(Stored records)

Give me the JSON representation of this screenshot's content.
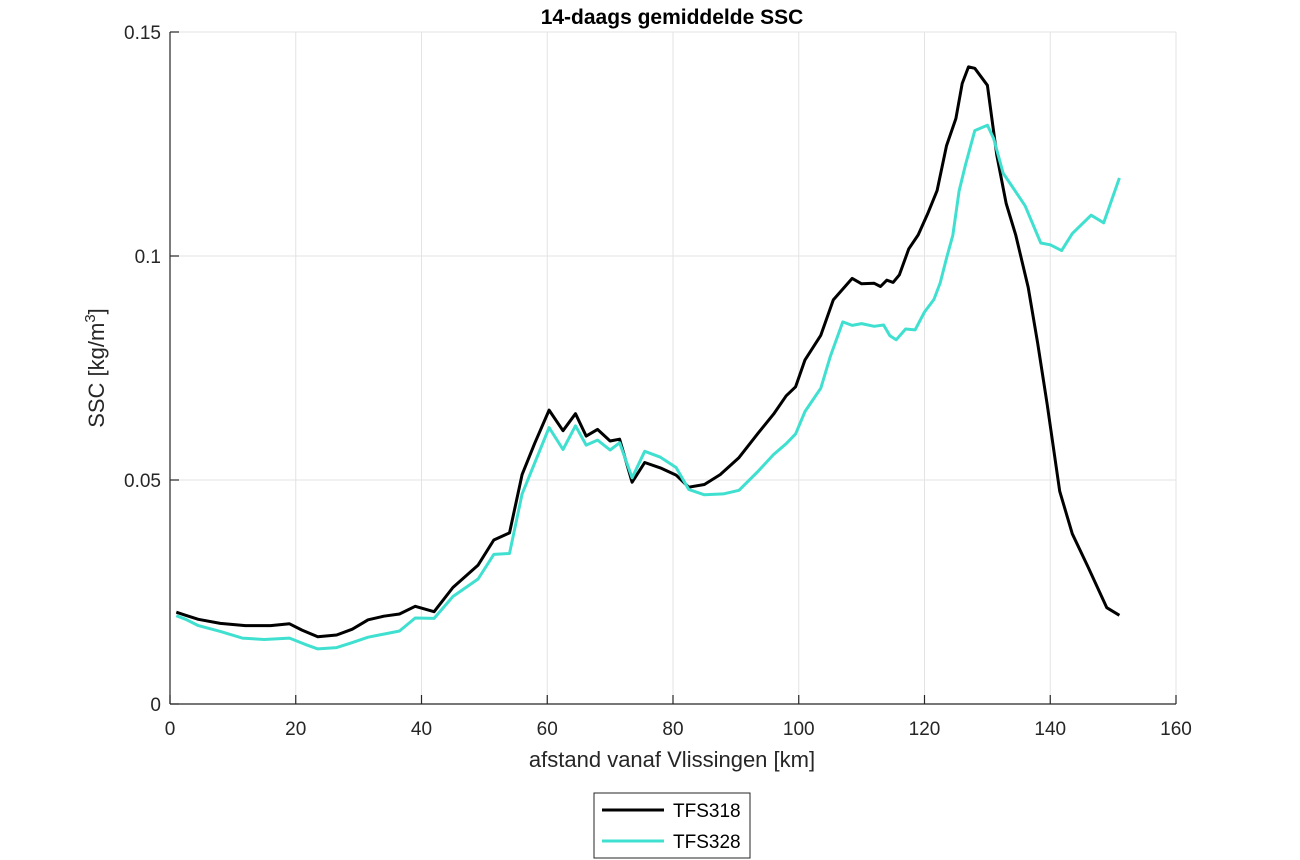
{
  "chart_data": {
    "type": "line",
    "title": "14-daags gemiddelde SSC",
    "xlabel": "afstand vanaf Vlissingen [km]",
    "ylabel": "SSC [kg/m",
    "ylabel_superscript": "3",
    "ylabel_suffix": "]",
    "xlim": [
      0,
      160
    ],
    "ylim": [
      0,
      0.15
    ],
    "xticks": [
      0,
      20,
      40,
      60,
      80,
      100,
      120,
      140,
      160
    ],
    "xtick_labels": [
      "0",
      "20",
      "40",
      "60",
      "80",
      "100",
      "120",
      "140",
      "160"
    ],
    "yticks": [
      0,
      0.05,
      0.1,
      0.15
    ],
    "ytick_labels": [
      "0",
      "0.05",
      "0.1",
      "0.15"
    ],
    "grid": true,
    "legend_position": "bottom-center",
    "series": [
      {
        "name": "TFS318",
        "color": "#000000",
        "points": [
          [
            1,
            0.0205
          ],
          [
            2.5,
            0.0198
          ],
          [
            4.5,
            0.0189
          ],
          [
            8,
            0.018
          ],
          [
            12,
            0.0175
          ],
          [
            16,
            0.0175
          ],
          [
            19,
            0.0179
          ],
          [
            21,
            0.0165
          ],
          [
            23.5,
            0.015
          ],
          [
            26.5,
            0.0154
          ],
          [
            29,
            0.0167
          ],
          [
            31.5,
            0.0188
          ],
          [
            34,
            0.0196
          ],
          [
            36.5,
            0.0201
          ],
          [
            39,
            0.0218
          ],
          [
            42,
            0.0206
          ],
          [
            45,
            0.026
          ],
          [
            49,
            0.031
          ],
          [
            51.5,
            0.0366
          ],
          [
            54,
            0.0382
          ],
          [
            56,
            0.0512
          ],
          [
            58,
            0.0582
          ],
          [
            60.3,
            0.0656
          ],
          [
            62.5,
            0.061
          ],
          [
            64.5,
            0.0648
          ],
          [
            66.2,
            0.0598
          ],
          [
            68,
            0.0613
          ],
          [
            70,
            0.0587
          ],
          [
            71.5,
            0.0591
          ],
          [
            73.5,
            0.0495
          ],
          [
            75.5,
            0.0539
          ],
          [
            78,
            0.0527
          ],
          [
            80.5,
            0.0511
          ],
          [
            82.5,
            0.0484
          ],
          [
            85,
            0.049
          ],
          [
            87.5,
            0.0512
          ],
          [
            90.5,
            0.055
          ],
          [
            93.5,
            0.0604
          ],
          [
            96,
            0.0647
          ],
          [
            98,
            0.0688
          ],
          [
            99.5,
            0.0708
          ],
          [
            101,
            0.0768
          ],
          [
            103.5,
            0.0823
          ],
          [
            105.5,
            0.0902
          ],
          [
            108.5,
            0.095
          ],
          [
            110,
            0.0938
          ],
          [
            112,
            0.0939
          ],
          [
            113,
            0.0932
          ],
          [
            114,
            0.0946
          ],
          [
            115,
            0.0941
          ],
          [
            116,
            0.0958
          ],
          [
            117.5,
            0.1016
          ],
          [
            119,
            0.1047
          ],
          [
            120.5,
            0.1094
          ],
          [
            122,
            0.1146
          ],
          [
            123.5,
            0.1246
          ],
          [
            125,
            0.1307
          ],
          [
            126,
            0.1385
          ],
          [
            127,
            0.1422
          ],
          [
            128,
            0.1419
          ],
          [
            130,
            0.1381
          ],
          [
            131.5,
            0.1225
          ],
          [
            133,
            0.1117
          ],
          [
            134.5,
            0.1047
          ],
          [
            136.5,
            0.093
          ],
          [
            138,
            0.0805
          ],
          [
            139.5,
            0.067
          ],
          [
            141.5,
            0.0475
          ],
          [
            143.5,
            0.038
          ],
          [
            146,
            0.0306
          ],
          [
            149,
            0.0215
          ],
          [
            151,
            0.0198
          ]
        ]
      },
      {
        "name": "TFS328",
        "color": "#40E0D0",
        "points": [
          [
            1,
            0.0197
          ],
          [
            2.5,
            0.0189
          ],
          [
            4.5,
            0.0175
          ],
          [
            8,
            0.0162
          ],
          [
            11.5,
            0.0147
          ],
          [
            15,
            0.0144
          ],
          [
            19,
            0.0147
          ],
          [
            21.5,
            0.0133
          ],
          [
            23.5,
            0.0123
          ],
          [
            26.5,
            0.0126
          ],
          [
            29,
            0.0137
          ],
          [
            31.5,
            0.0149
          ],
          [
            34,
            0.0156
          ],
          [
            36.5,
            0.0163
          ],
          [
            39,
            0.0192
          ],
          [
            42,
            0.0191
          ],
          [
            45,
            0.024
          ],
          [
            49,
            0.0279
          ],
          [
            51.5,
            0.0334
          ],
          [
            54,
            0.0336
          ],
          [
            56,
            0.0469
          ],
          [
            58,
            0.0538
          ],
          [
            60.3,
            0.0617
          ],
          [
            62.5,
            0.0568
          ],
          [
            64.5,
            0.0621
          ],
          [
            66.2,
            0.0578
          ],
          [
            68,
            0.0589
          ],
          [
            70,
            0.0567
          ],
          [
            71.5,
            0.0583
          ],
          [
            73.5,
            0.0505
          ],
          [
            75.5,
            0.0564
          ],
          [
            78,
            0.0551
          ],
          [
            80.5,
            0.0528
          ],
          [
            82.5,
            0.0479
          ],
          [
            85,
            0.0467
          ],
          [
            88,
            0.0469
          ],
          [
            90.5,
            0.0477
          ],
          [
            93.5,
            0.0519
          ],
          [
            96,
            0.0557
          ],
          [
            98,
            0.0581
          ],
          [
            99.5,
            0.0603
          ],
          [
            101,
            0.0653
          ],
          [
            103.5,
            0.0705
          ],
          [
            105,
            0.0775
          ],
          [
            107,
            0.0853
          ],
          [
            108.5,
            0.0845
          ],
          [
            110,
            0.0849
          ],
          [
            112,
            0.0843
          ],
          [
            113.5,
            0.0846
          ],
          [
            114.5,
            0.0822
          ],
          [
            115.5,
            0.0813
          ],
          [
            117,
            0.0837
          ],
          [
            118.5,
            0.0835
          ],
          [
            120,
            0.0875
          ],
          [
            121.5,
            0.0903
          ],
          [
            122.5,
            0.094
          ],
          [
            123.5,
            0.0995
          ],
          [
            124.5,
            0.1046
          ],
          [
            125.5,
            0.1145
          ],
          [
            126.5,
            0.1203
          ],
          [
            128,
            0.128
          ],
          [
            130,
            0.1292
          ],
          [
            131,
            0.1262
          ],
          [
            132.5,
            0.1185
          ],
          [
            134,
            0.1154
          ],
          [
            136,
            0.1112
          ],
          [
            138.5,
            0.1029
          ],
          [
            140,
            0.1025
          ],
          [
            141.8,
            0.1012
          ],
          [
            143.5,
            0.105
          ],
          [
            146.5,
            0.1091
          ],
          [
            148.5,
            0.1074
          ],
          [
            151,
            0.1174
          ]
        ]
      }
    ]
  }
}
---
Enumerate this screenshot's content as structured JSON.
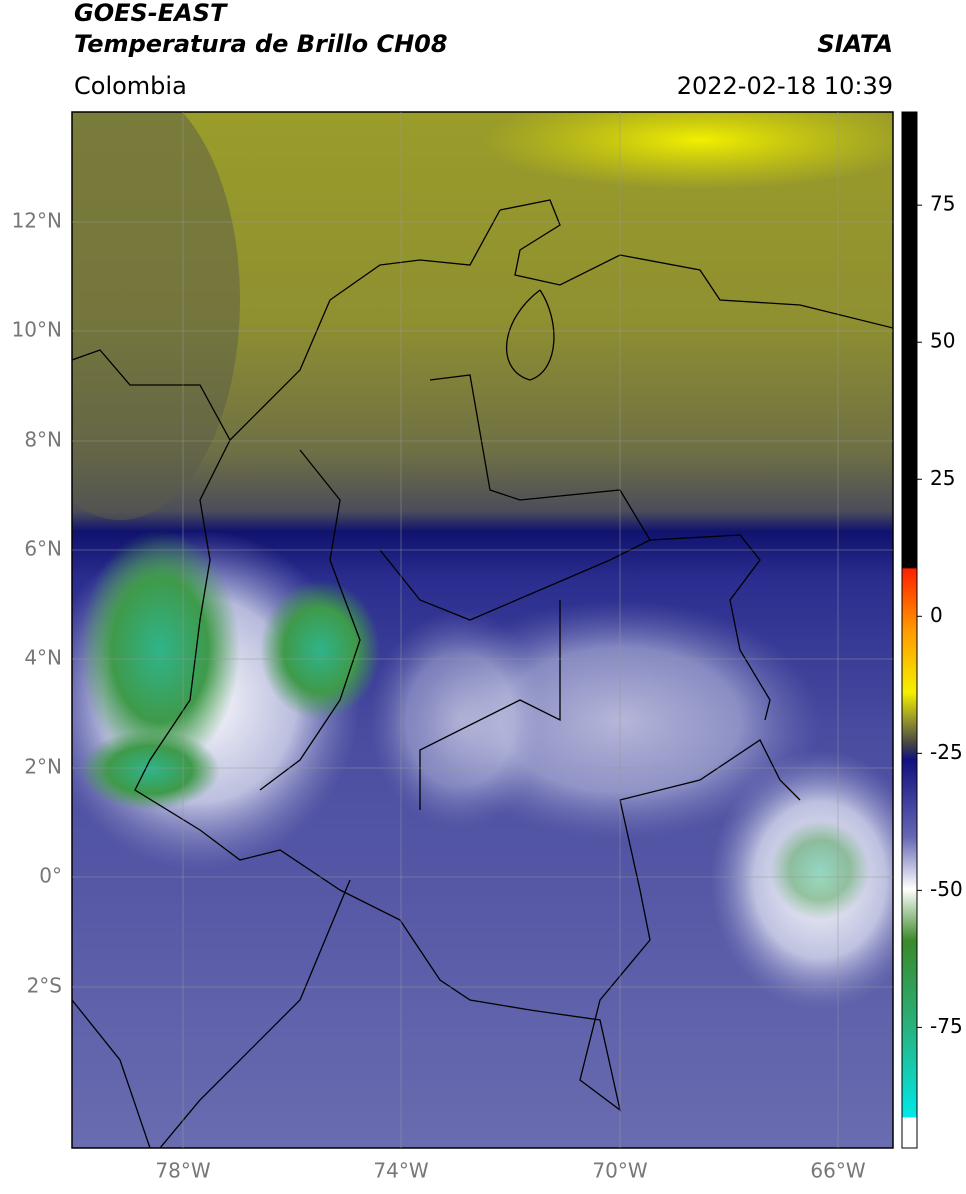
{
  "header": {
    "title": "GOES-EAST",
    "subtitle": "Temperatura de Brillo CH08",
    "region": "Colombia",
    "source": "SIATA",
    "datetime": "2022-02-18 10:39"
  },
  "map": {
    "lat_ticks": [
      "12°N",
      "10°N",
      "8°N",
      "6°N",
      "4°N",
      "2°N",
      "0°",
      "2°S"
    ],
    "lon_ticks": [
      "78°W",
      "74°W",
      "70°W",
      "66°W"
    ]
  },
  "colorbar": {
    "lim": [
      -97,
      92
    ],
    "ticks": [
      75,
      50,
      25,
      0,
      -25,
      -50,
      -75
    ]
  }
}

TASK DESCRIPTION
Where a line above contains the string "content", copy that line.

SOLUTION FOR THIS TASK
Give me the JSON representation of this screenshot's content.
Enumerate this screenshot's content as structured JSON.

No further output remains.